TRECHO SELECIONADO ->
Após mais de 8 anos de debates na sociedade civil, foi sancionada hoje (dia 14 de agosto de 2018), a Lei Geral de Proteção de Dados (LGPD) brasileira. Com isso, diante do prazo de 18 meses de vacatio legis, a eficácia plena da lei se dará em fevereiro de 2020.
Com essa sanção, o Brasil passará a contar com nível elevado de legislação, em termos de proteção dos dados pessoais, superando o atual estágio de tratamento setorial, no qual há diversos dispositivos abordando a temática (há mais 30 diplomas legais sobre o assunto – aí se inclui o Marco Civil da Internet, Código de Defesa do Consumidor, Lei de Acesso à Informação, Lei do Cadastro Positivo, entre outros).
Em linhas gerais, os titulares de dados passarão a ter maior controle sobre todo o processamento dos seus dados pessoais (assim entendidos como qualquer informação que identifique diretamente ou torne identificável uma pessoa natural), do que decorrem diversas obrigações para controladores (a quem competem as decisões sobre o tratamento dos dados) e operadores (aqueles que tratam os dados por ordem dos controladores).
Entre outros, passam a vigorar o princípio da finalidade (por meio do qual os dados deverão ser utilizados apenas para as finalidades específicas para as quais foram coletados e devidamente informadas aos titulares), juntamente com o princípio da minimização da coleta (isto é, somente devem ser coletados os dados mínimos necessários para que se possa atingir a finalidade) e o da retenção mínima (o qual determina a imediata exclusão dos dados, após atingida a finalidade pela qual eles foram coletados).
Juntamente com isso, surgem direitos dos usuários, cabendo destaque ao direito de acesso (por meio do qual os titulares poderão solicitar aos controladores que lhes forneçam todos os dados que mantêm sobre si), o qual traz como consequência os direitos de retificação e atualização (por meio dos quais os agentes devem manter os dados sempre corretos e atualizados).
Além disso, muita atenção deve ser dada ao direito de portabilidade dos dados, por meio do qual será possível ao titular solicitar que seus dados (resguardados segredos industriais e de negócio) sejam encaminhados (“portados”) para outros controladores, o que certamente trará ampla necessidade de que os diversos players da indústria se ajustem, na tentativa de criar padrão único para essas trocas.
O cumprimento da integralidade da norma precisará ser comprovado por todos os agentes que tratarem dados pessoais, diante do princípio da prestação de contas (do inglês accountability).

DADOS ARMAZENADOS ->
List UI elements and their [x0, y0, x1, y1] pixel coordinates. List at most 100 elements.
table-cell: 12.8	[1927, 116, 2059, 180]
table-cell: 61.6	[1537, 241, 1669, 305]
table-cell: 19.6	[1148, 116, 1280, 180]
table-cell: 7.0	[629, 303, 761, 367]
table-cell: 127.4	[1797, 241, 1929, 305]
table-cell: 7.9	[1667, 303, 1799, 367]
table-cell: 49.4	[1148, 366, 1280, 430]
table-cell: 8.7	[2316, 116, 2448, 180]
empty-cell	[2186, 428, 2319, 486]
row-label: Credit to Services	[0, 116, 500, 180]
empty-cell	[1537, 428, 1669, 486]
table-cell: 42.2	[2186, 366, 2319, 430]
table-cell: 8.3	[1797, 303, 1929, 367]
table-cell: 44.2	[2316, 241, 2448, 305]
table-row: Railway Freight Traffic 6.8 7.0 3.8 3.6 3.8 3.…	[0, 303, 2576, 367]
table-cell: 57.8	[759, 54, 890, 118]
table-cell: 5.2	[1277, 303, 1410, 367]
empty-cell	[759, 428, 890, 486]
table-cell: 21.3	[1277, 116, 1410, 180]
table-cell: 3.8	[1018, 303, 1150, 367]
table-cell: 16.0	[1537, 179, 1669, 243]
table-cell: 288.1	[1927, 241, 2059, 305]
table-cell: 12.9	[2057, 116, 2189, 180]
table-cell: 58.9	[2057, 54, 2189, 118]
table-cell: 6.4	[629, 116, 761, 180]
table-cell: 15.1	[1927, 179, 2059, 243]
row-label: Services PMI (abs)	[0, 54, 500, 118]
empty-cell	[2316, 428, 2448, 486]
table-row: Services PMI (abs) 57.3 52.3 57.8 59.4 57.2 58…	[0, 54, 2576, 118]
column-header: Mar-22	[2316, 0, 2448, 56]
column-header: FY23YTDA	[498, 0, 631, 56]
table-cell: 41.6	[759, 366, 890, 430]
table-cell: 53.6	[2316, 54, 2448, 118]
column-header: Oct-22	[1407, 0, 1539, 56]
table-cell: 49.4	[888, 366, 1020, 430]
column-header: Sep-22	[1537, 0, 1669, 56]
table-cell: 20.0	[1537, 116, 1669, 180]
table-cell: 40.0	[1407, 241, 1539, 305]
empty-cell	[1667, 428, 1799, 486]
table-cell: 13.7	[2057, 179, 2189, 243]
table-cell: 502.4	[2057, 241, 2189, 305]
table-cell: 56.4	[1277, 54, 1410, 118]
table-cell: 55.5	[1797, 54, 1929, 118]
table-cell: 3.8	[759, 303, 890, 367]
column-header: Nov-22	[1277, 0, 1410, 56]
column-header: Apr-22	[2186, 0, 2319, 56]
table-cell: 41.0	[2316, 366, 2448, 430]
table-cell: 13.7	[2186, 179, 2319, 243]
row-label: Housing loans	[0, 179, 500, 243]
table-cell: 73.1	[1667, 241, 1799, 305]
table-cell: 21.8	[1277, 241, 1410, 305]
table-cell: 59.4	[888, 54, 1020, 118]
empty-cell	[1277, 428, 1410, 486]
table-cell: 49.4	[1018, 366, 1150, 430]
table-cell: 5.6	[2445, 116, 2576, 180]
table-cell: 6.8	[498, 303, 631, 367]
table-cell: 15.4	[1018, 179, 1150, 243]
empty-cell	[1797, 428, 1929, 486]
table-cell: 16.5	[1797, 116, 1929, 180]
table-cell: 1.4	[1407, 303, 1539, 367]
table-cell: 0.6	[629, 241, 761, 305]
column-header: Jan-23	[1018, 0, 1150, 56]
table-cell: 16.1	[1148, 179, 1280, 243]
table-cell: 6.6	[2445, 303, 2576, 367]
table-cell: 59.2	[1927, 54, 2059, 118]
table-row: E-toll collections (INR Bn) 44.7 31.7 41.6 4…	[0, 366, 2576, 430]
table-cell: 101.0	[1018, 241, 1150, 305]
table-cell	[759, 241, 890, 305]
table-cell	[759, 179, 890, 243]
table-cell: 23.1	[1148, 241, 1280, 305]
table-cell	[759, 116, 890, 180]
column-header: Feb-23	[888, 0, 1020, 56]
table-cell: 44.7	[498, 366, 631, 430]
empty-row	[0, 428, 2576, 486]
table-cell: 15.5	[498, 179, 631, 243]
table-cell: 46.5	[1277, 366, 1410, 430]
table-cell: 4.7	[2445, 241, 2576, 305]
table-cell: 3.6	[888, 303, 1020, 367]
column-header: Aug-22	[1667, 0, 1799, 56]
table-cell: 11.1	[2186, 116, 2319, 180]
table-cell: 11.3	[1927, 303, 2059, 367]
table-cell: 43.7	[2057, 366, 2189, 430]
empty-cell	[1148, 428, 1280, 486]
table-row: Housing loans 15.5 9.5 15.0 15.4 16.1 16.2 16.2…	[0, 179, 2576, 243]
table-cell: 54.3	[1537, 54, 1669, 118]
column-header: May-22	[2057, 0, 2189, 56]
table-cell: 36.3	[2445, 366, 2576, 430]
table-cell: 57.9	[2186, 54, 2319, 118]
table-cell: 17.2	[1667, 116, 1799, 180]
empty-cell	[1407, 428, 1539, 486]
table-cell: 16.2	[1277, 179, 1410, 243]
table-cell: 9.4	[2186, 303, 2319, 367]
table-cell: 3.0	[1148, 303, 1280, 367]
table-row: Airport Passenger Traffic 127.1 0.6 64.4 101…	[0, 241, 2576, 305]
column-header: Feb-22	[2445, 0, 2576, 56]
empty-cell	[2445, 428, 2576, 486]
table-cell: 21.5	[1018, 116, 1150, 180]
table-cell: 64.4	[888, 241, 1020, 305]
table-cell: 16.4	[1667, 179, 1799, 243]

QUESTÃO CURTA -> Reescreva tudo o que vai de "Em linhas gerais, os" até "ordem dos controladores)." no trecho sobre a LGPD, substituindo "pessoa natural" por "pessoa física". O material é independente do trecho sobre a LGPD.

RESPOSTA ESCRITA ->
Em linhas gerais, os titulares de dados passarão a ter maior controle sobre todo o processamento dos seus dados pessoais (assim entendidos como qualquer informação que identifique diretamente ou torne identificável uma pessoa física), do que decorrem diversas obrigações para controladores (a quem competem as decisões sobre o tratamento dos dados) e operadores (aqueles que tratam os dados por ordem dos controladores).